## PROBLEM DESCRIPTION:
Look through the records below, and copy out every line that holds the string "Público".

* Begin MATERIALS PROVIDED *

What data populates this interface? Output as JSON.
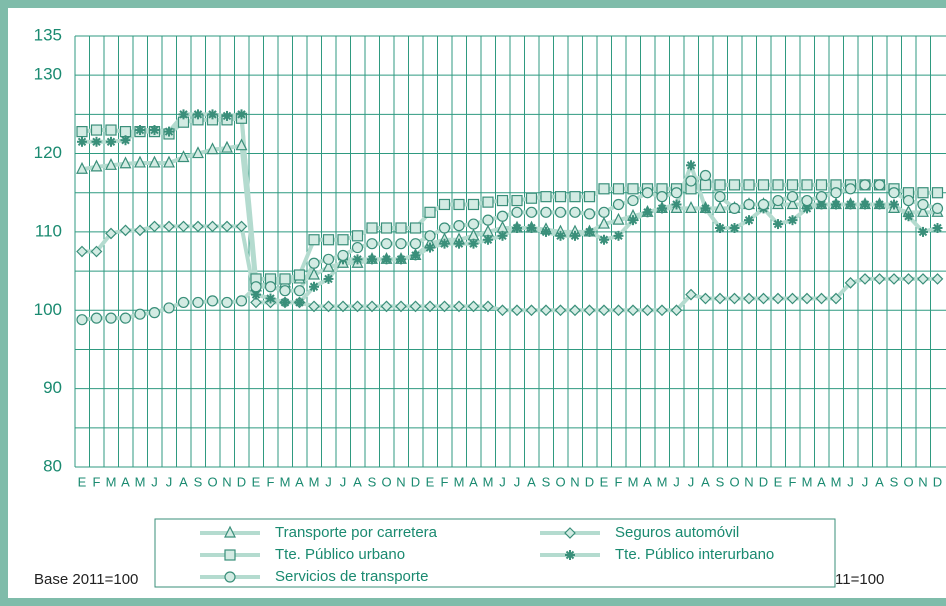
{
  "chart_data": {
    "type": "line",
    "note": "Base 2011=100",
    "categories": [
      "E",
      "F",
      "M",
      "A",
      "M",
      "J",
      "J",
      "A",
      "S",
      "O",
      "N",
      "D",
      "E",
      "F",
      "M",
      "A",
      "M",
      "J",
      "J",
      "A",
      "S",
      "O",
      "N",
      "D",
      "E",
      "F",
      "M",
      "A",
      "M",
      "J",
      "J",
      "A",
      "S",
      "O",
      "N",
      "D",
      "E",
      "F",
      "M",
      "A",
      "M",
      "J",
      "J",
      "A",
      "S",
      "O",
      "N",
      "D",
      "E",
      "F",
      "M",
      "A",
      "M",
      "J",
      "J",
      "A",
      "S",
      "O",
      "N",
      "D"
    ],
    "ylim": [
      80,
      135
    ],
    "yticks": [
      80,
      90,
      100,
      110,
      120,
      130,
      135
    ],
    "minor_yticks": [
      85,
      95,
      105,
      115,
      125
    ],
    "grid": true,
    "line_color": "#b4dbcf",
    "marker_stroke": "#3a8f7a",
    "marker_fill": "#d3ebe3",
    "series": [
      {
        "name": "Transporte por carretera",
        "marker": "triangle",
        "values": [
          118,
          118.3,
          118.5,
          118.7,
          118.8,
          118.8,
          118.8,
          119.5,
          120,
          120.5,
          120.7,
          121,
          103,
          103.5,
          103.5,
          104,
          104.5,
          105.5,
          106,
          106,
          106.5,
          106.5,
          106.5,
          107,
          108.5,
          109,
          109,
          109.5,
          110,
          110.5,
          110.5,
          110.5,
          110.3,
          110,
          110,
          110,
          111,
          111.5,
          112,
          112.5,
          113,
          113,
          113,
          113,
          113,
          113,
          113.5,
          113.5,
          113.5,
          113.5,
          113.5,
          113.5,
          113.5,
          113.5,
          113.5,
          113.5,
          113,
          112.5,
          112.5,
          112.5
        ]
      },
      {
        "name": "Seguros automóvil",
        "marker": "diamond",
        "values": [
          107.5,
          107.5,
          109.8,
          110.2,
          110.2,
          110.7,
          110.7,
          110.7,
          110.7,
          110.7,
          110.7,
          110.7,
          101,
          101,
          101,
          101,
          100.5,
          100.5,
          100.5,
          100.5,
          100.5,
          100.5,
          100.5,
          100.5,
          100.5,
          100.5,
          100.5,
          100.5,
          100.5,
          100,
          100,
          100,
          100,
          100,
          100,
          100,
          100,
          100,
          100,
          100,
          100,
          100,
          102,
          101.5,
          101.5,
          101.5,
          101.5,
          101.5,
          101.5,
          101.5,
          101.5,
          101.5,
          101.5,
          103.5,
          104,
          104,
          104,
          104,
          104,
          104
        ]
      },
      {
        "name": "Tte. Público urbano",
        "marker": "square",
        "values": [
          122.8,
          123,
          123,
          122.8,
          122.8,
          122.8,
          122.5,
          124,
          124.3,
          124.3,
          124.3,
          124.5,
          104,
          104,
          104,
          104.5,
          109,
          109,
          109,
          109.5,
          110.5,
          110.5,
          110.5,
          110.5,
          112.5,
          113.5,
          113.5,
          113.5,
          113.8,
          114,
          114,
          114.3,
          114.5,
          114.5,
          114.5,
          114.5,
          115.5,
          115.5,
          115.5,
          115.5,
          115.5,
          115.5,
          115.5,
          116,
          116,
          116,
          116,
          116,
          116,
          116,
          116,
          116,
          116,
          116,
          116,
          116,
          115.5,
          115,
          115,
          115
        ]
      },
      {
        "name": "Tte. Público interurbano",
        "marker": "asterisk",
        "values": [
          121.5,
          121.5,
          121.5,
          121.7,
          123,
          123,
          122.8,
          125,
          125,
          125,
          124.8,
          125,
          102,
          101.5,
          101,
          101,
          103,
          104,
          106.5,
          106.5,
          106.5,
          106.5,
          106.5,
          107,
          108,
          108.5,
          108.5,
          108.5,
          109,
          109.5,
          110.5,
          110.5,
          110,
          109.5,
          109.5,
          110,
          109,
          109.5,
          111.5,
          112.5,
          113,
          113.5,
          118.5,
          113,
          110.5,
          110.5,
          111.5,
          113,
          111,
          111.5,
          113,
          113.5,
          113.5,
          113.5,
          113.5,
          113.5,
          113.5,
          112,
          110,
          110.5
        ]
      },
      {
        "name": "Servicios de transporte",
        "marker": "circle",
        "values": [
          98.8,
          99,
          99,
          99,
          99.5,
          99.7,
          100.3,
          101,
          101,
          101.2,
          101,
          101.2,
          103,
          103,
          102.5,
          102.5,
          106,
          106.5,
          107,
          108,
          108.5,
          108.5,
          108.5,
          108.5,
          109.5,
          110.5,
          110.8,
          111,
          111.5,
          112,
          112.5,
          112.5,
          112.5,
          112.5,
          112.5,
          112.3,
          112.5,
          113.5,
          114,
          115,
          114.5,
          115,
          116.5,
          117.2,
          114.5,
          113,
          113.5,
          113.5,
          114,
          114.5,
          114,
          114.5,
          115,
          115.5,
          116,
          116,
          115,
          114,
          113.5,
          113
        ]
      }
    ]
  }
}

* End MATERIALS PROVIDED *

## THE SOLUTION:
        "name": "Tte. Público urbano",
        "name": "Tte. Público interurbano",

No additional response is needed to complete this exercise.